# Fruit tarts



## chefjess606 (Oct 29, 2016)

Hello all!
I need advice on fruit tarts. The boss wants fruit tarts added to the menu and I am having trouble bringing this to life. I only work 3 days a week so I need these tarts to have a shelf life of 3 days minimum. Does anyone have advice to keeping the shell crisp, fruit fresh, and keep the filling from sweating? Also low on labor. I guess I am asking for a miracle. 

Here is a little background to understand the situation: I work part time(15 hours a week) as a pastry chef for a high volume bakery. They work mostly in breads so my department is significantly smaller than the rest of the operation. That being said my good are the bulk of their in-store sales (as apposed to wholesale). I supply three stores with products in addition to our own store front. It is all fairly basic, macarons, chocolate torte, cupcakes, mini pecan pies, and lemon bars. I push out a significant amount of product for the short hours I have available and I am pretty much maxed out. I feel in order to fill this request I will require an assistant, that is definitely not what my boss wants to hear. Any advice folks? Thanks!


----------



## foodpump (Oct 10, 2005)

You can brush out the tarts with chocolate which will make them pretty much waterproof. Problem is, no matter what fruit you choose, or what glaze, it will look like (deleted) after 3 days in the display case. Some places get away with sliced canned peaches and whole strawberries, or mango and whole berries.

Mind you a baked "open face" apple tart would hold up o.k. ...


----------



## chefpeon (Jun 14, 2006)

Ditto what @foodpump said. I worked in a situation extremely similar to yours. When I did put out fruit tarts, and it was pretty often that I did, I instructed the salespeople that it was sellable whole for one day only. The next day it got sliced and sold as the dessert portion of our lunch special. Or it would go on the half price shelf, sliced, not whole. If I did individual fruit tarts, rule was the same. Depending on what fruits you use, you can squeak out a longer shelf life. For instance, one time I used canned pineapple rings, frozen blueberries, and mandarin sections. That looks nice for a couple days.

To save time, I would bake off a bunch of tart shells (short crust) at once; as much as I had rings/pans for. Once out of the oven and cooled, I would lightly brush in melted white chocolate to cover the inside bottom and sides. Into the retarder to set, then wrap and freeze. I always had a fresh batch of pastry cream on hand, so I throw that in a tart shell, cover with fruit and glaze. Once you have all the components, it's a pretty quick job to put it together. Also, a Tarte Tatin might be a good fruit tart to feature once in a while.....especially in the Fall.


----------



## Pat Pat (Sep 26, 2017)

I like to use egg white more than chocolate. It's not as moisture-proof as chocolate, but it gives a much more pleasant eating experience.

As for the fruit topping, you can try this stuff. I've used it with success, but your fruit selection will also be a big factor. Or you could do it the old school way of having someone cut up the fruit and top the tarts daily. We used to have a server do this at one place.

> **Available data**:
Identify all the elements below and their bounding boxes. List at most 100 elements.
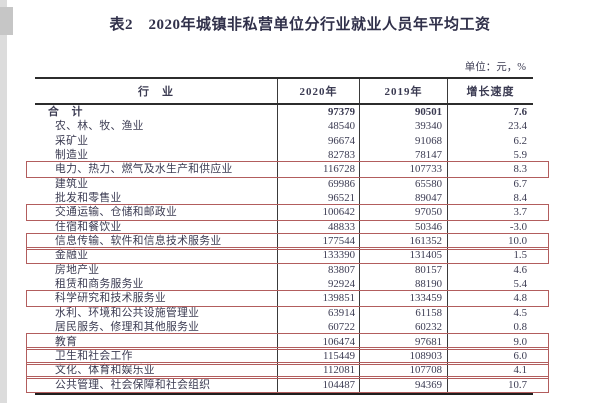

> **The request**: Write the next part of the forum thread about fruit tarts above, starting after its final sentence.

> **In response**:
The filling will hold up better if you use tapioca starch, or better yet, modified starch.


----------



## sgmchef (Sep 30, 2006)

Hi chefjess606,

If the real issue is "We need more fruit desserts" maybe hand pies would suffice or something else that can still be served three days after production. 

If this is just a profit motive, offer to add a different item that has higher profit with less labor and/or ingredient cost. Bosses like items that have higher profitability... 

Another option is to make all components and share the pain... On your off days others will have to complete them. "Put this filling, into these shells, and garnish with one of these". Make photo examples for them to follow.

Good luck!


----------



## cstanford (Jul 3, 2008)

You said "three days, minimum." Not doable, unless it's some hacked up facsimile of a fresh fruit tart.

.


----------



## foodpump (Oct 10, 2005)

Ah cstanford, c'mon now, you have to think outside of the box...

"Fresh fruit tart" could be made with fresh apples, baked, then glazed. It'll hold for 3 days, provided its in a clear clamshell box. Not exactly kiwis, raspberries, and strawberries. But apples started off fresh, not frozen, not canned, or freeze dried.

If the boss can't accept any of the above ideas-- with sgmchef's suggestion of "sharing the pain" probably the best option, then I would probably say something like:

"Well, if I could make a fresh fruit tart that lasted 3 days, I'd be making a fortune with my own business, and not working here for X$ an hour"....


----------



## panini (Jul 28, 2001)

I personally feel the shelf life of fresh fruit tarts, directly correlates to the glaze that is used.
We only keep tarts the day of, but we use a clear spray mist glaze that would let it go longer.
If it's a busy weekend we will use a light frangipane or brown butter mix and bake fresh blueberries, apples, plums, etc.
Glaze, and they will go 2 days.


----------



## jcakes (Feb 18, 2007)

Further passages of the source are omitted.